* Task statement *
Arrange each line of the records below as a row of a Markdown table with the columns "Row" and "Line", numbering the rows and omitting blank lines. Leave the pictures out.

* Data for the task *
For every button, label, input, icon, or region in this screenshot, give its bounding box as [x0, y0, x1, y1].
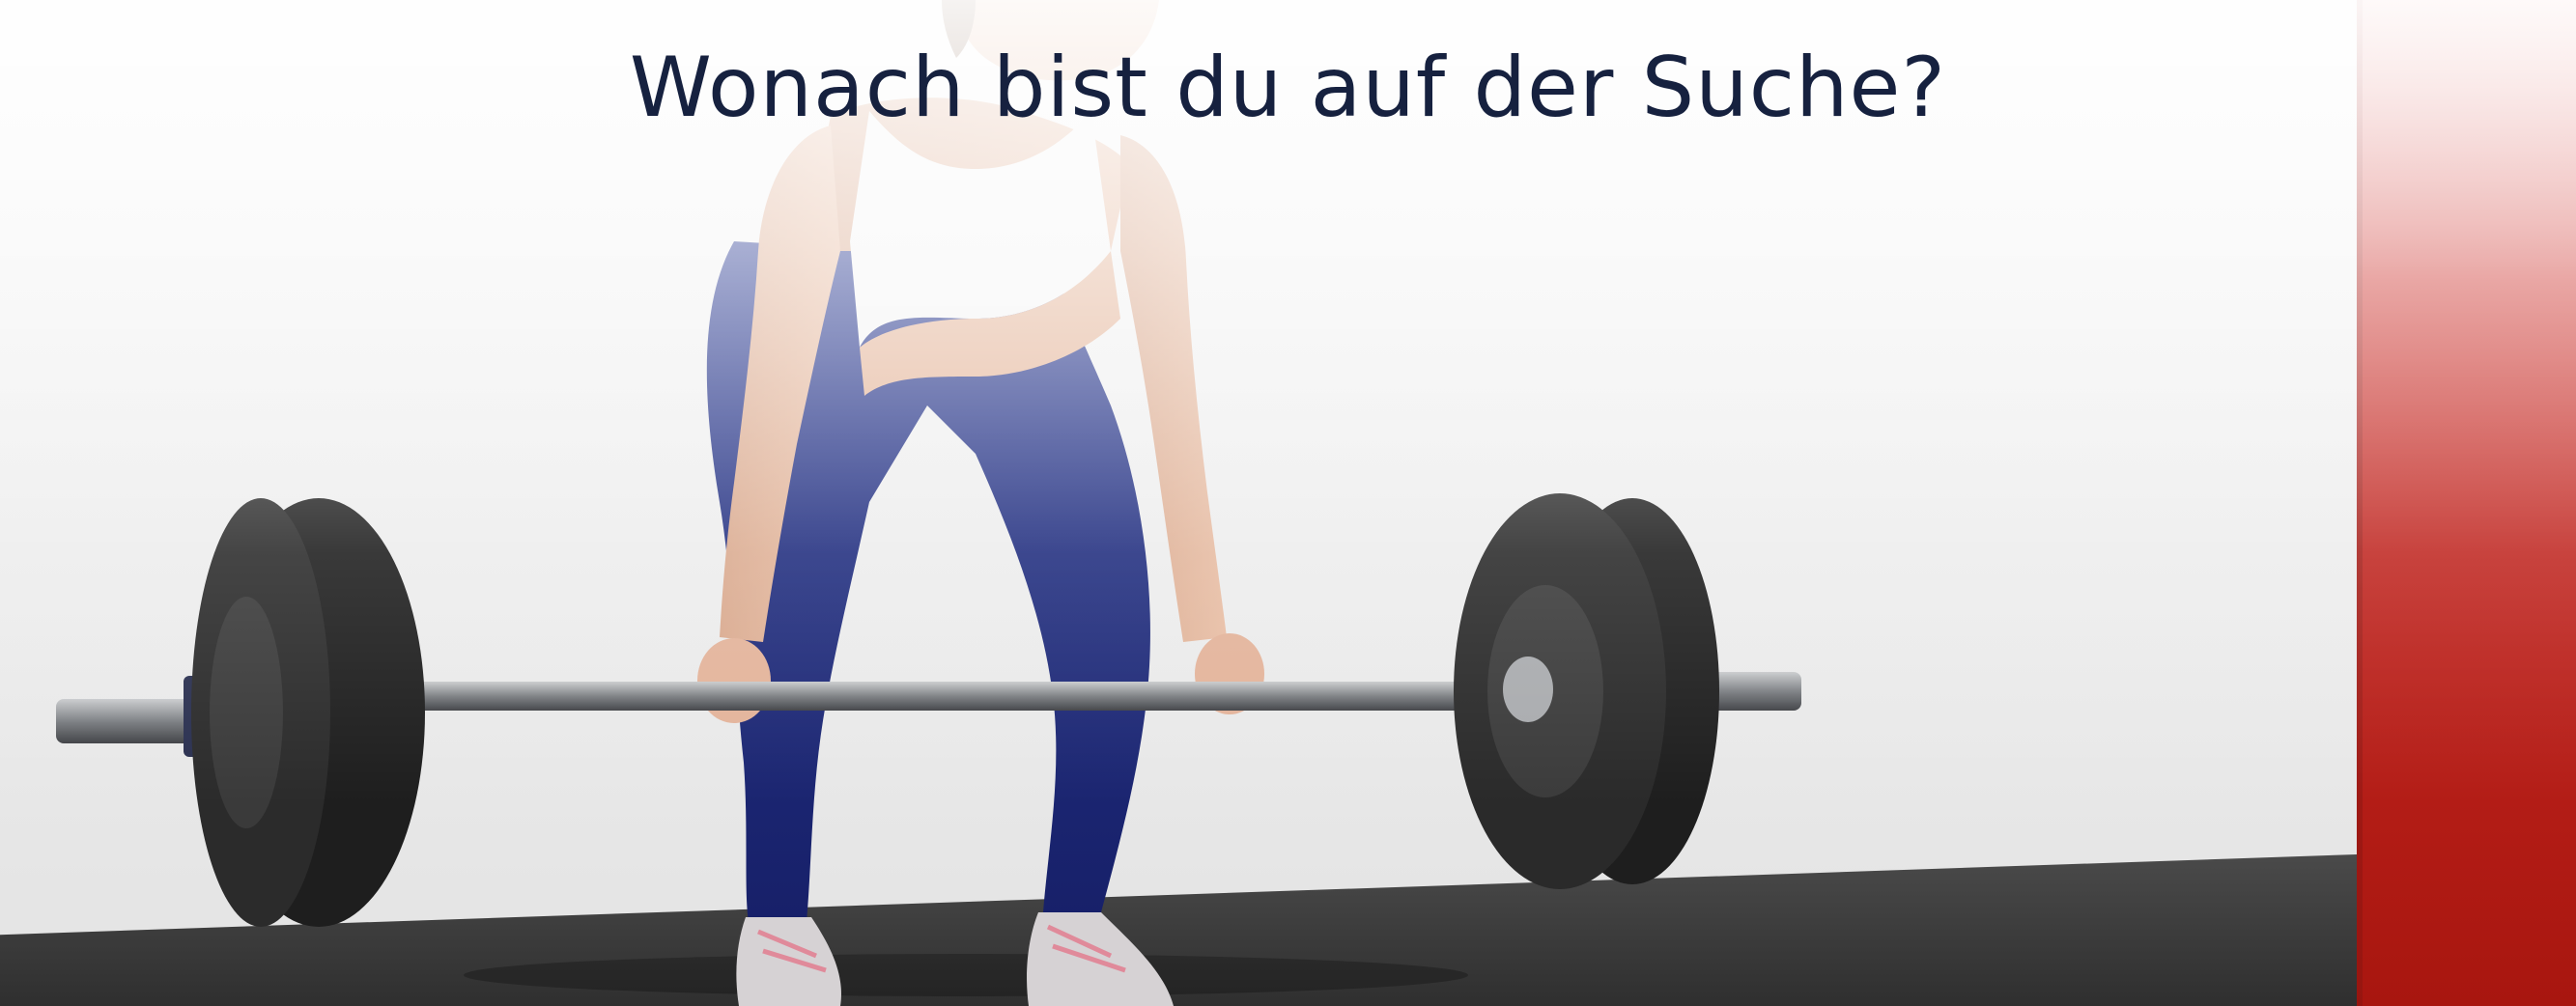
hero-section: Wonach bist du auf der Suche? [0, 0, 2576, 1006]
right-collar [1503, 657, 1553, 722]
left-plate-hub [210, 597, 283, 828]
left-shoe [736, 917, 841, 1006]
floor-shadow [464, 954, 1468, 996]
hero-title: Wonach bist du auf der Suche? [629, 40, 1947, 136]
deadlift-photo [56, 0, 1801, 1006]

* Output for this task *
| Row | Line |
|---|---|
| 1 | For every button, label, input, icon, or region in this screenshot, give its bounding box as [x0, y0, x1, y1]. |
| 2 | hero-section: Wonach bist du auf der Suche? [0, 0, 2576, 1006] |
| 3 | right-collar [1503, 657, 1553, 722] |
| 4 | left-plate-hub [210, 597, 283, 828] |
| 5 | left-shoe [736, 917, 841, 1006] |
| 6 | floor-shadow [464, 954, 1468, 996] |
| 7 | hero-title: Wonach bist du auf der Suche? [629, 40, 1947, 136] |
| 8 | deadlift-photo [56, 0, 1801, 1006] |